_What this task involves:_ Make an exact copy of each entry, leaving out every picture.
## Begin Material shown
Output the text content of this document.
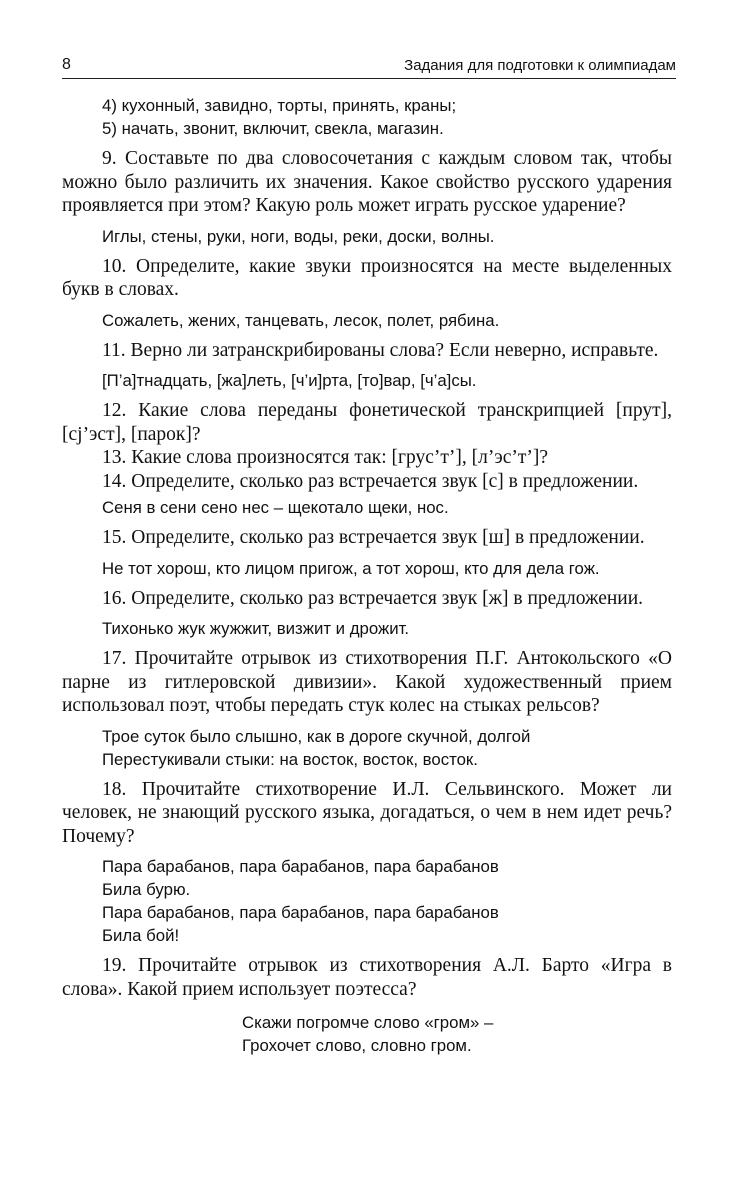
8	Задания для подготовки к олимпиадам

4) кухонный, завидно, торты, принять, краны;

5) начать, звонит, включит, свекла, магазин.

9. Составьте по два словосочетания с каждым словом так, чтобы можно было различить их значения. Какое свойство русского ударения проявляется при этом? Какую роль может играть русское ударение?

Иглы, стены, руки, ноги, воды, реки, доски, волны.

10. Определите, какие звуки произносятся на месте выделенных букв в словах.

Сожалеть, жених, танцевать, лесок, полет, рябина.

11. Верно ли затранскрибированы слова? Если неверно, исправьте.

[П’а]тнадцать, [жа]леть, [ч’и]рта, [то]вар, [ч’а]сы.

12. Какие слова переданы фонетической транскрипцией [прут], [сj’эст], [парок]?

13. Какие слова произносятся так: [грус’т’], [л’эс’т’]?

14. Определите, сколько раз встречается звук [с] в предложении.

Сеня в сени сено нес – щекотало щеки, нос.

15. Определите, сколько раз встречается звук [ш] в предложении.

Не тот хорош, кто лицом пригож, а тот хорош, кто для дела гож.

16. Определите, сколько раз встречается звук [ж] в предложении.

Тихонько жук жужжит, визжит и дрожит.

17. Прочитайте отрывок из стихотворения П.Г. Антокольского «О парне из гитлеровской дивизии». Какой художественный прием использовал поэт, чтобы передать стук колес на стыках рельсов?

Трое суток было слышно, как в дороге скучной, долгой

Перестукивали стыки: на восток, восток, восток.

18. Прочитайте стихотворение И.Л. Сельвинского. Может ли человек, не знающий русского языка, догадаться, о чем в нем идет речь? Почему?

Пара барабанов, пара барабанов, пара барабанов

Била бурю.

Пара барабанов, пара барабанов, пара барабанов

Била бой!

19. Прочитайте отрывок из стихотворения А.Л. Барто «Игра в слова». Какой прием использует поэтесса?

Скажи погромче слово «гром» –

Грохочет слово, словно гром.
## End Material shown
_The result:_
Output the text content of this document.
8	Задания для подготовки к олимпиадам

4) кухонный, завидно, торты, принять, краны;

5) начать, звонит, включит, свекла, магазин.

9. Составьте по два словосочетания с каждым словом так, чтобы можно было различить их значения. Какое свойство русского ударения проявляется при этом? Какую роль может играть русское ударение?

Иглы, стены, руки, ноги, воды, реки, доски, волны.

10. Определите, какие звуки произносятся на месте выделенных букв в словах.

Сожалеть, жених, танцевать, лесок, полет, рябина.

11. Верно ли затранскрибированы слова? Если неверно, исправьте.

[П’а]тнадцать, [жа]леть, [ч’и]рта, [то]вар, [ч’а]сы.

12. Какие слова переданы фонетической транскрипцией [прут], [сj’эст], [парок]?

13. Какие слова произносятся так: [грус’т’], [л’эс’т’]?

14. Определите, сколько раз встречается звук [с] в предложении.

Сеня в сени сено нес – щекотало щеки, нос.

15. Определите, сколько раз встречается звук [ш] в предложении.

Не тот хорош, кто лицом пригож, а тот хорош, кто для дела гож.

16. Определите, сколько раз встречается звук [ж] в предложении.

Тихонько жук жужжит, визжит и дрожит.

17. Прочитайте отрывок из стихотворения П.Г. Антокольского «О парне из гитлеровской дивизии». Какой художественный прием использовал поэт, чтобы передать стук колес на стыках рельсов?

Трое суток было слышно, как в дороге скучной, долгой

Перестукивали стыки: на восток, восток, восток.

18. Прочитайте стихотворение И.Л. Сельвинского. Может ли человек, не знающий русского языка, догадаться, о чем в нем идет речь? Почему?

Пара барабанов, пара барабанов, пара барабанов

Била бурю.

Пара барабанов, пара барабанов, пара барабанов

Била бой!

19. Прочитайте отрывок из стихотворения А.Л. Барто «Игра в слова». Какой прием использует поэтесса?

Скажи погромче слово «гром» –

Грохочет слово, словно гром.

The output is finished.